### Directions for this task
From the entries below, copy every line where the string "coulé" appears.
▶
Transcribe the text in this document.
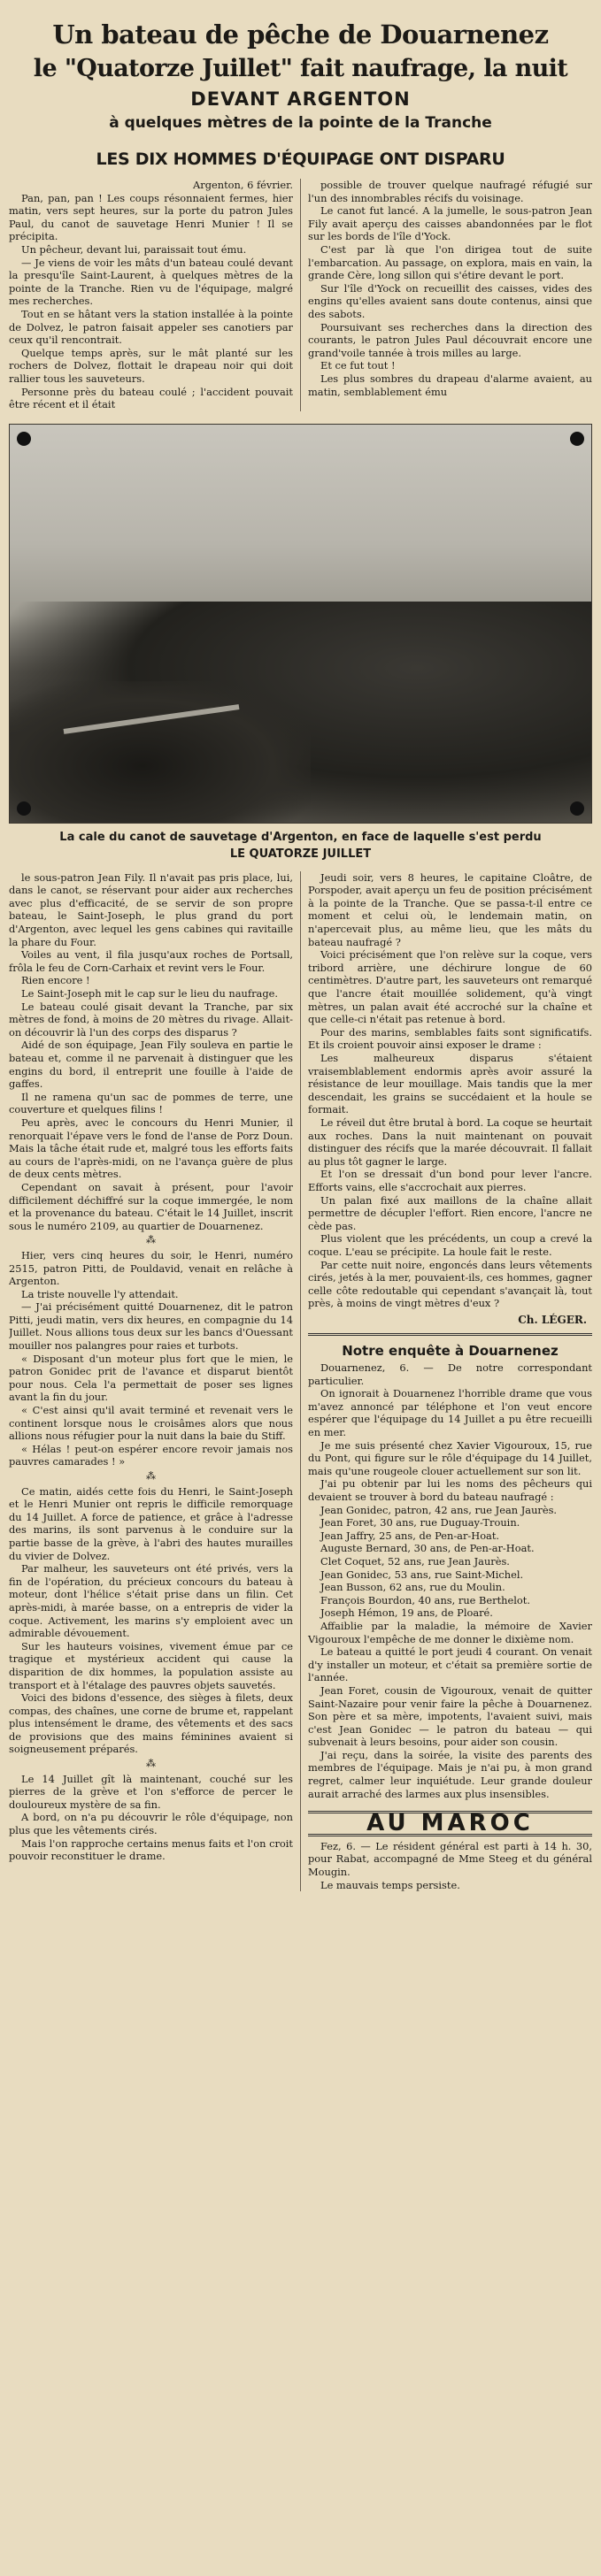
Un bateau de pêche de Douarnenez
le "Quatorze Juillet" fait naufrage, la nuit
DEVANT ARGENTON
à quelques mètres de la pointe de la Tranche
LES DIX HOMMES D'ÉQUIPAGE ONT DISPARU

Argenton, 6 février.

Pan, pan, pan ! Les coups résonnaient fermes, hier matin, vers sept heures, sur la porte du patron Jules Paul, du canot de sauvetage Henri Munier ! Il se précipita.

Un pêcheur, devant lui, paraissait tout ému.

— Je viens de voir les mâts d'un bateau coulé devant la presqu'île Saint-Laurent, à quelques mètres de la pointe de la Tranche. Rien vu de l'équipage, malgré mes recherches.

Tout en se hâtant vers la station installée à la pointe de Dolvez, le patron faisait appeler ses canotiers par ceux qu'il rencontrait.

Quelque temps après, sur le mât planté sur les rochers de Dolvez, flottait le drapeau noir qui doit rallier tous les sauveteurs.

Personne près du bateau coulé ; l'accident pouvait être récent et il était

possible de trouver quelque naufragé réfugié sur l'un des innombrables récifs du voisinage.

Le canot fut lancé. A la jumelle, le sous-patron Jean Fily avait aperçu des caisses abandonnées par le flot sur les bords de l'île d'Yock.

C'est par là que l'on dirigea tout de suite l'embarcation. Au passage, on explora, mais en vain, la grande Cère, long sillon qui s'étire devant le port.

Sur l'île d'Yock on recueillit des caisses, vides des engins qu'elles avaient sans doute contenus, ainsi que des sabots.

Poursuivant ses recherches dans la direction des courants, le patron Jules Paul découvrait encore une grand'voile tannée à trois milles au large.

Et ce fut tout !

Les plus sombres du drapeau d'alarme avaient, au matin, semblablement ému

La cale du canot de sauvetage d'Argenton, en face de laquelle s'est perdu
LE QUATORZE JUILLET

le sous-patron Jean Fily. Il n'avait pas pris place, lui, dans le canot, se réservant pour aider aux recherches avec plus d'efficacité, de se servir de son propre bateau, le Saint-Joseph, le plus grand du port d'Argenton, avec lequel les gens cabines qui ravitaille la phare du Four.

Voiles au vent, il fila jusqu'aux roches de Portsall, frôla le feu de Corn-Carhaix et revint vers le Four.

Rien encore !

Le Saint-Joseph mit le cap sur le lieu du naufrage.

Le bateau coulé gisait devant la Tranche, par six mètres de fond, à moins de 20 mètres du rivage. Allait-on découvrir là l'un des corps des disparus ?

Aidé de son équipage, Jean Fily souleva en partie le bateau et, comme il ne parvenait à distinguer que les engins du bord, il entreprit une fouille à l'aide de gaffes.

Il ne ramena qu'un sac de pommes de terre, une couverture et quelques filins !

Peu après, avec le concours du Henri Munier, il renorquait l'épave vers le fond de l'anse de Porz Doun. Mais la tâche était rude et, malgré tous les efforts faits au cours de l'après-midi, on ne l'avança guère de plus de deux cents mètres.

Cependant on savait à présent, pour l'avoir difficilement déchiffré sur la coque immergée, le nom et la provenance du bateau. C'était le 14 Juillet, inscrit sous le numéro 2109, au quartier de Douarnenez.

⁂

Hier, vers cinq heures du soir, le Henri, numéro 2515, patron Pitti, de Pouldavid, venait en relâche à Argenton.

La triste nouvelle l'y attendait.

— J'ai précisément quitté Douarnenez, dit le patron Pitti, jeudi matin, vers dix heures, en compagnie du 14 Juillet. Nous allions tous deux sur les bancs d'Ouessant mouiller nos palangres pour raies et turbots.

« Disposant d'un moteur plus fort que le mien, le patron Gonidec prit de l'avance et disparut bientôt pour nous. Cela l'a permettait de poser ses lignes avant la fin du jour.

« C'est ainsi qu'il avait terminé et revenait vers le continent lorsque nous le croisâmes alors que nous allions nous réfugier pour la nuit dans la baie du Stiff.

« Hélas ! peut-on espérer encore revoir jamais nos pauvres camarades ! »

⁂

Ce matin, aidés cette fois du Henri, le Saint-Joseph et le Henri Munier ont repris le difficile remorquage du 14 Juillet. A force de patience, et grâce à l'adresse des marins, ils sont parvenus à le conduire sur la partie basse de la grève, à l'abri des hautes murailles du vivier de Dolvez.

Par malheur, les sauveteurs ont été privés, vers la fin de l'opération, du précieux concours du bateau à moteur, dont l'hélice s'était prise dans un filin. Cet après-midi, à marée basse, on a entrepris de vider la coque. Activement, les marins s'y emploient avec un admirable dévouement.

Sur les hauteurs voisines, vivement émue par ce tragique et mystérieux accident qui cause la disparition de dix hommes, la population assiste au transport et à l'étalage des pauvres objets sauvetés.

Voici des bidons d'essence, des sièges à filets, deux compas, des chaînes, une corne de brume et, rappelant plus intensément le drame, des vêtements et des sacs de provisions que des mains féminines avaient si soigneusement préparés.

⁂

Le 14 Juillet gît là maintenant, couché sur les pierres de la grève et l'on s'efforce de percer le douloureux mystère de sa fin.

A bord, on n'a pu découvrir le rôle d'équipage, non plus que les vêtements cirés.

Mais l'on rapproche certains menus faits et l'on croit pouvoir reconstituer le drame.

Jeudi soir, vers 8 heures, le capitaine Cloâtre, de Porspoder, avait aperçu un feu de position précisément à la pointe de la Tranche. Que se passa-t-il entre ce moment et celui où, le lendemain matin, on n'apercevait plus, au même lieu, que les mâts du bateau naufragé ?

Voici précisément que l'on relève sur la coque, vers tribord arrière, une déchirure longue de 60 centimètres. D'autre part, les sauveteurs ont remarqué que l'ancre était mouillée solidement, qu'à vingt mètres, un palan avait été accroché sur la chaîne et que celle-ci n'était pas retenue à bord.

Pour des marins, semblables faits sont significatifs. Et ils croient pouvoir ainsi exposer le drame :

Les malheureux disparus s'étaient vraisemblablement endormis après avoir assuré la résistance de leur mouillage. Mais tandis que la mer descendait, les grains se succédaient et la houle se formait.

Le réveil dut être brutal à bord. La coque se heurtait aux roches. Dans la nuit maintenant on pouvait distinguer des récifs que la marée découvrait. Il fallait au plus tôt gagner le large.

Et l'on se dressait d'un bond pour lever l'ancre. Efforts vains, elle s'accrochait aux pierres.

Un palan fixé aux maillons de la chaîne allait permettre de décupler l'effort. Rien encore, l'ancre ne cède pas.

Plus violent que les précédents, un coup a crevé la coque. L'eau se précipite. La houle fait le reste.

Par cette nuit noire, engoncés dans leurs vêtements cirés, jetés à la mer, pouvaient-ils, ces hommes, gagner celle côte redoutable qui cependant s'avançait là, tout près, à moins de vingt mètres d'eux ?

Ch. LÉGER.
Notre enquête à Douarnenez

Douarnenez, 6. — De notre correspondant particulier.

On ignorait à Douarnenez l'horrible drame que vous m'avez annoncé par téléphone et l'on veut encore espérer que l'équipage du 14 Juillet a pu être recueilli en mer.

Je me suis présenté chez Xavier Vigouroux, 15, rue du Pont, qui figure sur le rôle d'équipage du 14 Juillet, mais qu'une rougeole clouer actuellement sur son lit.

J'ai pu obtenir par lui les noms des pêcheurs qui devaient se trouver à bord du bateau naufragé :

Jean Gonidec, patron, 42 ans, rue Jean Jaurès.

Jean Foret, 30 ans, rue Duguay-Trouin.

Jean Jaffry, 25 ans, de Pen-ar-Hoat.

Auguste Bernard, 30 ans, de Pen-ar-Hoat.

Clet Coquet, 52 ans, rue Jean Jaurès.

Jean Gonidec, 53 ans, rue Saint-Michel.

Jean Busson, 62 ans, rue du Moulin.

François Bourdon, 40 ans, rue Berthelot.

Joseph Hémon, 19 ans, de Ploaré.

Affaiblie par la maladie, la mémoire de Xavier Vigouroux l'empêche de me donner le dixième nom.

Le bateau a quitté le port jeudi 4 courant. On venait d'y installer un moteur, et c'était sa première sortie de l'année.

Jean Foret, cousin de Vigouroux, venait de quitter Saint-Nazaire pour venir faire la pêche à Douarnenez. Son père et sa mère, impotents, l'avaient suivi, mais c'est Jean Gonidec — le patron du bateau — qui subvenait à leurs besoins, pour aider son cousin.

J'ai reçu, dans la soirée, la visite des parents des membres de l'équipage. Mais je n'ai pu, à mon grand regret, calmer leur inquiétude. Leur grande douleur aurait arraché des larmes aux plus insensibles.

AU MAROC

Fez, 6. — Le résident général est parti à 14 h. 30, pour Rabat, accompagné de Mme Steeg et du général Mougin.

Le mauvais temps persiste.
◀
### Solution to this problem
— Je viens de voir les mâts d'un bateau coulé devant la presqu'île Saint-Laurent, à quelques mètres de la pointe de la Tranche. Rien vu de l'équipage, malgré mes recherches.
Personne près du bateau coulé ; l'accident pouvait être récent et il était
Le bateau coulé gisait devant la Tranche, par six mètres de fond, à moins de 20 mètres du rivage. Allait-on découvrir là l'un des corps des disparus ?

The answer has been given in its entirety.